▼

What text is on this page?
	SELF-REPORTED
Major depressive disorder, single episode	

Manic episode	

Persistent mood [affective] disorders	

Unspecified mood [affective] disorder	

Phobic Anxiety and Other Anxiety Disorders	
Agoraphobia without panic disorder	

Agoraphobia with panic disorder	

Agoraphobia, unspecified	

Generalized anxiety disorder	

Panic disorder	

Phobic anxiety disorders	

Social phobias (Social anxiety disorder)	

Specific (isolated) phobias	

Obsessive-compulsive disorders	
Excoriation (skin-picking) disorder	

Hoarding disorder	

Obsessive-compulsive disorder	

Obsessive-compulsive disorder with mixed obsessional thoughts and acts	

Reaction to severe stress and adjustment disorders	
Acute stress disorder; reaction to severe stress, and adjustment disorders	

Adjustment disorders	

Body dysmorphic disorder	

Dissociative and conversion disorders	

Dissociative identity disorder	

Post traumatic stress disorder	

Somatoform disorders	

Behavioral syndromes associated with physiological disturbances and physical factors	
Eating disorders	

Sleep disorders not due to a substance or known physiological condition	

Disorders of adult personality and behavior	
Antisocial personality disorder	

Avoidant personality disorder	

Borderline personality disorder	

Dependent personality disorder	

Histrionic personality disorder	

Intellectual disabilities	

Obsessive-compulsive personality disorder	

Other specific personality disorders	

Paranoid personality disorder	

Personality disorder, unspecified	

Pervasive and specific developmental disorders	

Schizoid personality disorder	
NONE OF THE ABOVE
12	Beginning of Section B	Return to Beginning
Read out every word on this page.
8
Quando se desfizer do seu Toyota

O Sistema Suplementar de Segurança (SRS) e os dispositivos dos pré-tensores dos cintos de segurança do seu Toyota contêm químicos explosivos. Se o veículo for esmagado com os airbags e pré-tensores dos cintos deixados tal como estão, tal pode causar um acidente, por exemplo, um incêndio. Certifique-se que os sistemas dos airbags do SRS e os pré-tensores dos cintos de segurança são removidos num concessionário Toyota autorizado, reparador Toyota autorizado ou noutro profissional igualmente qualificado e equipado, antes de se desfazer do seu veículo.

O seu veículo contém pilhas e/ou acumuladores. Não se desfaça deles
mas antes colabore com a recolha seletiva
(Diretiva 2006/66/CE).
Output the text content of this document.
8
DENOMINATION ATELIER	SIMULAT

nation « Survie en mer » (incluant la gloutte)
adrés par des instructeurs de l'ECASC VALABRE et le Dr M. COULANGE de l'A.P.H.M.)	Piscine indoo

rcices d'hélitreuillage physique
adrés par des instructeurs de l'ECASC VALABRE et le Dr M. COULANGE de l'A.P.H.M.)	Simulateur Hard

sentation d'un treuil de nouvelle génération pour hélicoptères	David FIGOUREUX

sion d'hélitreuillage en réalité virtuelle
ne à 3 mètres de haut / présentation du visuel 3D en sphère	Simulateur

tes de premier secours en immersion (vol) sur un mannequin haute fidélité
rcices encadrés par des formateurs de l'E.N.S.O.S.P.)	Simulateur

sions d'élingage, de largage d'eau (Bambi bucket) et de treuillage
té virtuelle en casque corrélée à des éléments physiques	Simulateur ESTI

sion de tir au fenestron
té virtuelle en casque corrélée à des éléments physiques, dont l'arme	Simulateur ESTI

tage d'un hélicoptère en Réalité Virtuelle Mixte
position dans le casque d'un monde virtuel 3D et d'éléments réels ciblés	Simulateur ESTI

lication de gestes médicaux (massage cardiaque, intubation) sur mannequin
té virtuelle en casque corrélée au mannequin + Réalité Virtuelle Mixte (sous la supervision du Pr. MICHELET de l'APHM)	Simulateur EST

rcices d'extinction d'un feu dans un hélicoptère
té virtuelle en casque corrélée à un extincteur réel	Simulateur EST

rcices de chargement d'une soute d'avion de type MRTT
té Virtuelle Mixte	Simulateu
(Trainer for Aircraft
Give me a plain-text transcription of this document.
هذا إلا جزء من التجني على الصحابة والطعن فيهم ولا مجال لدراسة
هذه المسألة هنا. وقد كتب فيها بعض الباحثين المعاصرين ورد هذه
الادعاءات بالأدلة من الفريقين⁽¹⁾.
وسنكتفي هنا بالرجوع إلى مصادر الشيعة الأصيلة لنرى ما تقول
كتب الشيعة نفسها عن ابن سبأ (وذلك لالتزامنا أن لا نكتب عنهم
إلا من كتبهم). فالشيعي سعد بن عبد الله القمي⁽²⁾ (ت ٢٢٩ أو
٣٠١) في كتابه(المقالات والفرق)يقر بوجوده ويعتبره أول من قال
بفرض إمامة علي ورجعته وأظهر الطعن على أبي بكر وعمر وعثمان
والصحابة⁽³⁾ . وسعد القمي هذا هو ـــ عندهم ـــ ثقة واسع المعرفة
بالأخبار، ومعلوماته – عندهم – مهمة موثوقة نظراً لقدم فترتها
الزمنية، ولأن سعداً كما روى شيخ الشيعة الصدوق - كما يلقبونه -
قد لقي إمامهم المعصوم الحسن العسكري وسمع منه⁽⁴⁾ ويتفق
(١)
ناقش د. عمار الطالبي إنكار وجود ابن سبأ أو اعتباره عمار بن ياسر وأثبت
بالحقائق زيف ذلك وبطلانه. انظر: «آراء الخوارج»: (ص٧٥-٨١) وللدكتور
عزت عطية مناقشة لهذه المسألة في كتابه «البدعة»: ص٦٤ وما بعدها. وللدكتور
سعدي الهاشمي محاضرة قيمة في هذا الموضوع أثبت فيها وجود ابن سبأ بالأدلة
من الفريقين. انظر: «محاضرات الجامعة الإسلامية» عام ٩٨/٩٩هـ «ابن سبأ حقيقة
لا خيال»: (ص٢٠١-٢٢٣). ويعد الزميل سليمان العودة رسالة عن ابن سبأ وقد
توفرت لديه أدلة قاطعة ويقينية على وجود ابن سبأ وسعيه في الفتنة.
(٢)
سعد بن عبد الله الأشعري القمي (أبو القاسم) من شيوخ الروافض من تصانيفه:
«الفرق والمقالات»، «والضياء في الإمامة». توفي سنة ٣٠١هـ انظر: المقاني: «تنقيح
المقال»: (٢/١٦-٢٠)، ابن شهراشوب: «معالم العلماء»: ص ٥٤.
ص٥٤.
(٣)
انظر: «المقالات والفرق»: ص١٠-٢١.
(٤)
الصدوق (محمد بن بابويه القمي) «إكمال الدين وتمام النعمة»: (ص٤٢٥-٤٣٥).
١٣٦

▲

What to work on:
Return every line in the listing that contains the word "Agoraphobia".

Full response:
Agoraphobia without panic disorder	
Agoraphobia with panic disorder	
Agoraphobia, unspecified	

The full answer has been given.